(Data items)
========================

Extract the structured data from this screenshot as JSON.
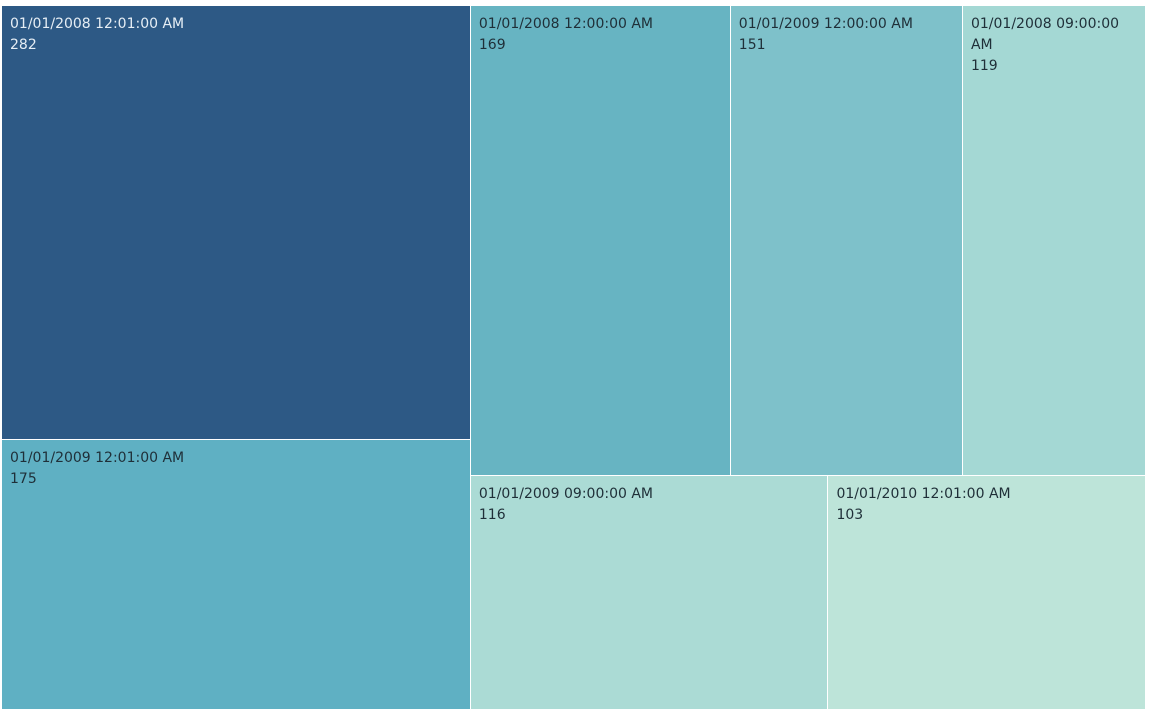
{
  "chart_data": {
    "type": "treemap",
    "title": "",
    "items": [
      {
        "label": "01/01/2008 12:01:00 AM",
        "value": 282,
        "color": "#2d5985",
        "text_color": "#e6eef5"
      },
      {
        "label": "01/01/2009 12:01:00 AM",
        "value": 175,
        "color": "#5fb0c3",
        "text_color": "#1f2f38"
      },
      {
        "label": "01/01/2008 12:00:00 AM",
        "value": 169,
        "color": "#67b4c2",
        "text_color": "#1f2f38"
      },
      {
        "label": "01/01/2009 12:00:00 AM",
        "value": 151,
        "color": "#7ec1ca",
        "text_color": "#1f2f38"
      },
      {
        "label": "01/01/2008 09:00:00 AM",
        "value": 119,
        "color": "#a4d8d4",
        "text_color": "#1f2f38"
      },
      {
        "label": "01/01/2009 09:00:00 AM",
        "value": 116,
        "color": "#abdbd5",
        "text_color": "#1f2f38"
      },
      {
        "label": "01/01/2010 12:01:00 AM",
        "value": 103,
        "color": "#bde4d9",
        "text_color": "#1f2f38"
      }
    ]
  }
}
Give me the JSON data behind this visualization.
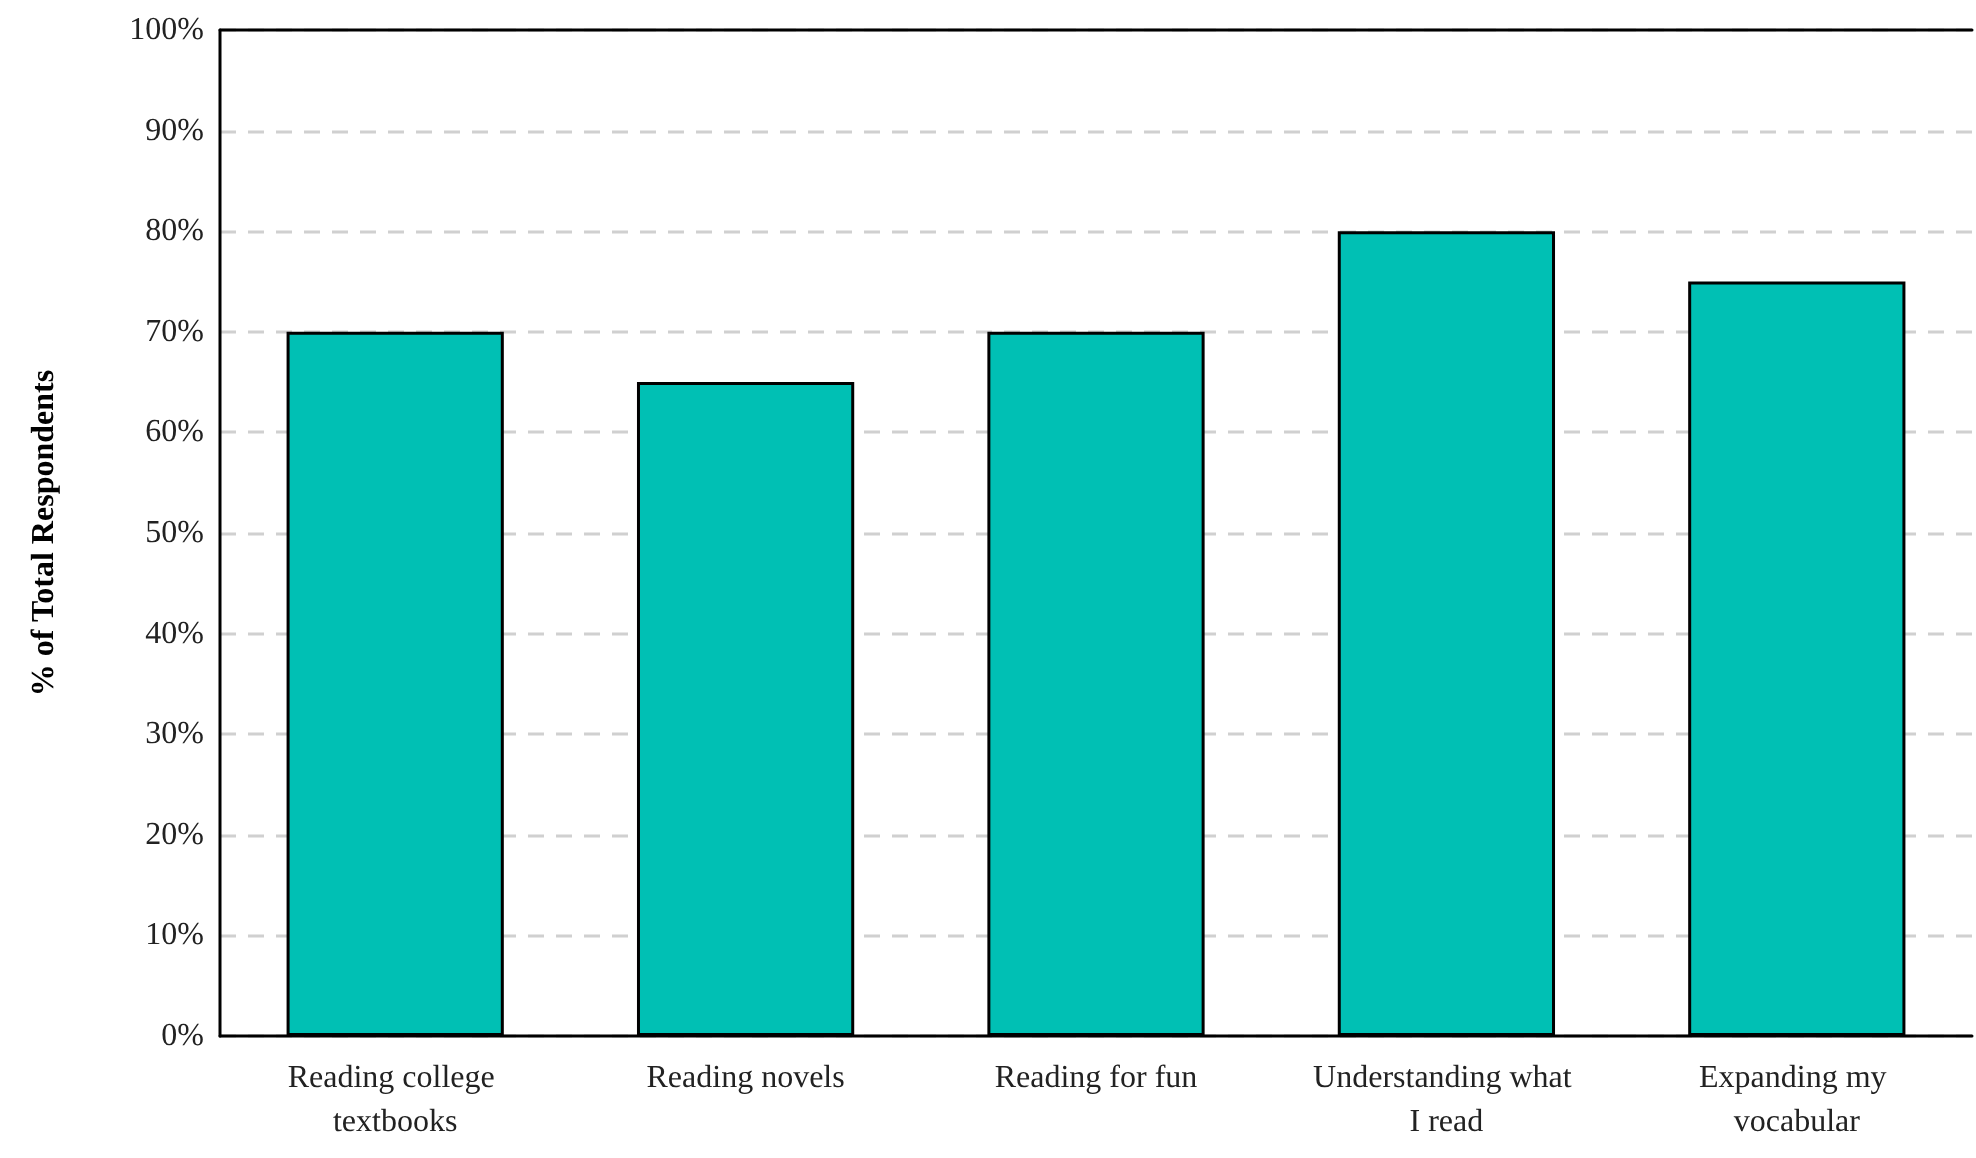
{
  "chart_data": {
    "type": "bar",
    "ylabel": "% of Total Respondents",
    "categories": [
      "Reading college textbooks",
      "Reading novels",
      "Reading for fun",
      "Understanding what I read",
      "Expanding my vocabular"
    ],
    "values": [
      70,
      65,
      70,
      80,
      75
    ],
    "color": "#00c0b4",
    "ylim": [
      0,
      100
    ],
    "yticks": [
      {
        "value": 0,
        "label": "0%"
      },
      {
        "value": 10,
        "label": "10%"
      },
      {
        "value": 20,
        "label": "20%"
      },
      {
        "value": 30,
        "label": "30%"
      },
      {
        "value": 40,
        "label": "40%"
      },
      {
        "value": 50,
        "label": "50%"
      },
      {
        "value": 60,
        "label": "60%"
      },
      {
        "value": 70,
        "label": "70%"
      },
      {
        "value": 80,
        "label": "80%"
      },
      {
        "value": 90,
        "label": "90%"
      },
      {
        "value": 100,
        "label": "100%"
      }
    ],
    "grid": "y"
  }
}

========================

__WHAT YOU WILL DO__: Copy the data character for character, but drop all pictures from the copy.

__PROBLEM SOLUTION__:
Extract the structured data from this screenshot as JSON.
{
  "chart_data": {
    "type": "treemap",
    "title": "",
    "items": [
      {
        "label": "01/01/2008 12:01:00 AM",
        "value": 282,
        "color": "#2d5985",
        "text_color": "#e6eef5"
      },
      {
        "label": "01/01/2009 12:01:00 AM",
        "value": 175,
        "color": "#5fb0c3",
        "text_color": "#1f2f38"
      },
      {
        "label": "01/01/2008 12:00:00 AM",
        "value": 169,
        "color": "#67b4c2",
        "text_color": "#1f2f38"
      },
      {
        "label": "01/01/2009 12:00:00 AM",
        "value": 151,
        "color": "#7ec1ca",
        "text_color": "#1f2f38"
      },
      {
        "label": "01/01/2008 09:00:00 AM",
        "value": 119,
        "color": "#a4d8d4",
        "text_color": "#1f2f38"
      },
      {
        "label": "01/01/2009 09:00:00 AM",
        "value": 116,
        "color": "#abdbd5",
        "text_color": "#1f2f38"
      },
      {
        "label": "01/01/2010 12:01:00 AM",
        "value": 103,
        "color": "#bde4d9",
        "text_color": "#1f2f38"
      }
    ]
  }
}
Give me the JSON data behind this visualization.
{
  "chart_data": {
    "type": "bar",
    "ylabel": "% of Total Respondents",
    "categories": [
      "Reading college textbooks",
      "Reading novels",
      "Reading for fun",
      "Understanding what I read",
      "Expanding my vocabular"
    ],
    "values": [
      70,
      65,
      70,
      80,
      75
    ],
    "color": "#00c0b4",
    "ylim": [
      0,
      100
    ],
    "yticks": [
      {
        "value": 0,
        "label": "0%"
      },
      {
        "value": 10,
        "label": "10%"
      },
      {
        "value": 20,
        "label": "20%"
      },
      {
        "value": 30,
        "label": "30%"
      },
      {
        "value": 40,
        "label": "40%"
      },
      {
        "value": 50,
        "label": "50%"
      },
      {
        "value": 60,
        "label": "60%"
      },
      {
        "value": 70,
        "label": "70%"
      },
      {
        "value": 80,
        "label": "80%"
      },
      {
        "value": 90,
        "label": "90%"
      },
      {
        "value": 100,
        "label": "100%"
      }
    ],
    "grid": "y"
  }
}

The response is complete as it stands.